* [WORK TO DO]: Copy out all lines that hold "necessari".

* [RAW RECORDS]:

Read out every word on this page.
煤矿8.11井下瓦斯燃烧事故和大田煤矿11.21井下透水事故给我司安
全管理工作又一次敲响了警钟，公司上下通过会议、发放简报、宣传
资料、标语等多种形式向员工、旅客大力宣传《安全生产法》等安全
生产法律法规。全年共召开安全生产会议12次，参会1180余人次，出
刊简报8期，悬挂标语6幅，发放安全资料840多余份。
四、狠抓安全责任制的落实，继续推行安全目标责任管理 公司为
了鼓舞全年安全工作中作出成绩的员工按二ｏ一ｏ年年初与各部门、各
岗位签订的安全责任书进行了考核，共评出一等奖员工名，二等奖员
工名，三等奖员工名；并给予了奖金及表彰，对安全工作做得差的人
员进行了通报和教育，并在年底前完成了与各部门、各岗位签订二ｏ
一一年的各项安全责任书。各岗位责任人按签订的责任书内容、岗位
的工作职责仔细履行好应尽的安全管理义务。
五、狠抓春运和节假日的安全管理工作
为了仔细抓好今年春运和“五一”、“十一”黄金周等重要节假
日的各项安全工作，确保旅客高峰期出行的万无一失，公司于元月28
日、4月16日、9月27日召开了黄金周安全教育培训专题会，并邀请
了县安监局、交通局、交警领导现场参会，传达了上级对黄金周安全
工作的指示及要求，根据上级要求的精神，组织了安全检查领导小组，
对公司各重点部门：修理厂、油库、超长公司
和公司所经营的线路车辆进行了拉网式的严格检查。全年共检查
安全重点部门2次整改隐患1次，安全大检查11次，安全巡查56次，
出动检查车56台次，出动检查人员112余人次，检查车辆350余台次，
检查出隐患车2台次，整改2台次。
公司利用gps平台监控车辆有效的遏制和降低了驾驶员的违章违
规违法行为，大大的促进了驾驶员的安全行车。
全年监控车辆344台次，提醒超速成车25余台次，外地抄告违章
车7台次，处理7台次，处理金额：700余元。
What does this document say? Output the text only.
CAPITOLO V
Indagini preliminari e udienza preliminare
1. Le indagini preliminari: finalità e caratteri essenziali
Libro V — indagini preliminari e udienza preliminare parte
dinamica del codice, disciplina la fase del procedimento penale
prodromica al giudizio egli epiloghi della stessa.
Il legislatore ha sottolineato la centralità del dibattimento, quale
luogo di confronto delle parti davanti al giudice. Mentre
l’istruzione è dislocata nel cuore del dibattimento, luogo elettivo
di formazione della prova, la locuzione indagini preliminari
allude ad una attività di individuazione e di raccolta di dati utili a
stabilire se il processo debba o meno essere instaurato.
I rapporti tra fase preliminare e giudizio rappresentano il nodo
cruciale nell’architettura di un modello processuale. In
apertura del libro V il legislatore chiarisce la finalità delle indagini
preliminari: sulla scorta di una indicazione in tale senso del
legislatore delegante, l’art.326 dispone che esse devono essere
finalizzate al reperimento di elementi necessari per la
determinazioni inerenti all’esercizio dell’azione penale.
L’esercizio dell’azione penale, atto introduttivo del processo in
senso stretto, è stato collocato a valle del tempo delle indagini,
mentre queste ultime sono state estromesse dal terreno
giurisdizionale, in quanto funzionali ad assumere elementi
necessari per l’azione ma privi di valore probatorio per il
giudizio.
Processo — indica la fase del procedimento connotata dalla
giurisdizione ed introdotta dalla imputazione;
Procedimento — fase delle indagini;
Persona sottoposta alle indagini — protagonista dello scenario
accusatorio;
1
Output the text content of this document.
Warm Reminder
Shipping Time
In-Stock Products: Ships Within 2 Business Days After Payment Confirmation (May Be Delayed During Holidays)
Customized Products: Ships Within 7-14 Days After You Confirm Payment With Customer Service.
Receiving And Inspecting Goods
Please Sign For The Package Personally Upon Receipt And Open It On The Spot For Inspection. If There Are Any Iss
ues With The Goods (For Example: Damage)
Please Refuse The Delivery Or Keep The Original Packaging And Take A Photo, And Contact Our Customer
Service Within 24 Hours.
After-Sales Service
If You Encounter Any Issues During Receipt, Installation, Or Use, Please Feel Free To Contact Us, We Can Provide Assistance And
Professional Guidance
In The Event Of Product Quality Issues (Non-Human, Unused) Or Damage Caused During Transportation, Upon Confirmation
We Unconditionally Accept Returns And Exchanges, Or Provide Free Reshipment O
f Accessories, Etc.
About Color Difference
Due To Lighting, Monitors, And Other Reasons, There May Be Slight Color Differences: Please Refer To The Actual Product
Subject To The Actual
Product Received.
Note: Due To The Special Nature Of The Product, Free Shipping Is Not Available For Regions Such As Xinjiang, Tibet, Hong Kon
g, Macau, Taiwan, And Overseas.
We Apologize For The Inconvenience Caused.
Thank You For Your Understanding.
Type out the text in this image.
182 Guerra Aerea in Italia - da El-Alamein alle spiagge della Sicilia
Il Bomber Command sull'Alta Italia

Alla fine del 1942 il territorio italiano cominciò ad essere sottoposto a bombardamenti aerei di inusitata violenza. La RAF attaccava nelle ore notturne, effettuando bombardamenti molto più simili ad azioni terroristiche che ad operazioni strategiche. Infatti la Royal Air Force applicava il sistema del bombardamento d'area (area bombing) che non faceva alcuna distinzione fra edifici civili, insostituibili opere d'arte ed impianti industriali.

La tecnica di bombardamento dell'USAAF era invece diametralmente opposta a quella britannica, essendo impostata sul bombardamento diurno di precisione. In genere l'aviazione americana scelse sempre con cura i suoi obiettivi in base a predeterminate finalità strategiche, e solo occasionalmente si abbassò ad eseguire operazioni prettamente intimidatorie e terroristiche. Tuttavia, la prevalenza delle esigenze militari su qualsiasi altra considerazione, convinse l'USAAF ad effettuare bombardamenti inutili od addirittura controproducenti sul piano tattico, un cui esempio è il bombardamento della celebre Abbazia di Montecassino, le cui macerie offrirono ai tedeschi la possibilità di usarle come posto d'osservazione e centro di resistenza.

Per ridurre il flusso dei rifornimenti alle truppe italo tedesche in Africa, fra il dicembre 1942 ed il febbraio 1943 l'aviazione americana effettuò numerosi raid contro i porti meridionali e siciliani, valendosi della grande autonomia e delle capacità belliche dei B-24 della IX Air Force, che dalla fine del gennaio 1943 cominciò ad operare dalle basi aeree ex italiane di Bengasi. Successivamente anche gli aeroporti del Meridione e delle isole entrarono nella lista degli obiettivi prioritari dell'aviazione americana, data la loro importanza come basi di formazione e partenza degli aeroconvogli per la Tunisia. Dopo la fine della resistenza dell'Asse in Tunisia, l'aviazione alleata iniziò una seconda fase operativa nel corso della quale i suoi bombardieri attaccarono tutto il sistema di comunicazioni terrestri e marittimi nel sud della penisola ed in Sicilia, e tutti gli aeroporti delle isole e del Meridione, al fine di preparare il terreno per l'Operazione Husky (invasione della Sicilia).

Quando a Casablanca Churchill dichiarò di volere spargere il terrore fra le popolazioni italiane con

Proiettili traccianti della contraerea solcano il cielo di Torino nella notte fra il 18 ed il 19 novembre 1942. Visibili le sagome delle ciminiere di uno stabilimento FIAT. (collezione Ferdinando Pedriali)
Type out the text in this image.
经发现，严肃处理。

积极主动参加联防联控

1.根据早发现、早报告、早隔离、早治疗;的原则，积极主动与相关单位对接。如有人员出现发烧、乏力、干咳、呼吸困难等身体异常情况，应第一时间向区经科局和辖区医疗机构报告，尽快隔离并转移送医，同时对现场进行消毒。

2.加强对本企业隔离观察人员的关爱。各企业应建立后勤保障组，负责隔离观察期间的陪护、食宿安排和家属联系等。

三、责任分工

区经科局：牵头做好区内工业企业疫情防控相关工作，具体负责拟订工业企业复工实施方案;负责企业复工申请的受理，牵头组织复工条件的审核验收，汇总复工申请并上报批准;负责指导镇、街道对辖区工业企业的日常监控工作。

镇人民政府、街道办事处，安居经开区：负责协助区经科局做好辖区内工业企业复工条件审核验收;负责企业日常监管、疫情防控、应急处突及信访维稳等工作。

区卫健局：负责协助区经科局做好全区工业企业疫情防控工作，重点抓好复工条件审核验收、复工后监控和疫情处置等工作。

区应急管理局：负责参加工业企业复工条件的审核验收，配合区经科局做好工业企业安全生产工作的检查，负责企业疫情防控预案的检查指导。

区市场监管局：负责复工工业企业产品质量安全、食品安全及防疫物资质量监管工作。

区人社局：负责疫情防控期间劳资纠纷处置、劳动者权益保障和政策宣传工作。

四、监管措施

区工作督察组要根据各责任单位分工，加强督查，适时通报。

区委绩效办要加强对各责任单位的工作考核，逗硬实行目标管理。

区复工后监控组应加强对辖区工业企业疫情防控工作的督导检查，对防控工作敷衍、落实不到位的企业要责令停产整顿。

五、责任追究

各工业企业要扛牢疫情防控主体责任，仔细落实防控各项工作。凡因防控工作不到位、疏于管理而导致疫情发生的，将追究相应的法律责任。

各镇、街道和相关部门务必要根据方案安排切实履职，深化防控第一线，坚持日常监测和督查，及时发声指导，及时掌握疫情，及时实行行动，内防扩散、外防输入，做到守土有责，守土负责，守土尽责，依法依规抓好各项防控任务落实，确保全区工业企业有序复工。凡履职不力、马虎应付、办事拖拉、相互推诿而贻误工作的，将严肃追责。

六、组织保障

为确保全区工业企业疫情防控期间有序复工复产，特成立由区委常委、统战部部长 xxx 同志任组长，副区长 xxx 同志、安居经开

* [RESULT]:
finalizzate al reperimento di elementi necessari per la
necessari per l’azione ma privi di valore probatorio per il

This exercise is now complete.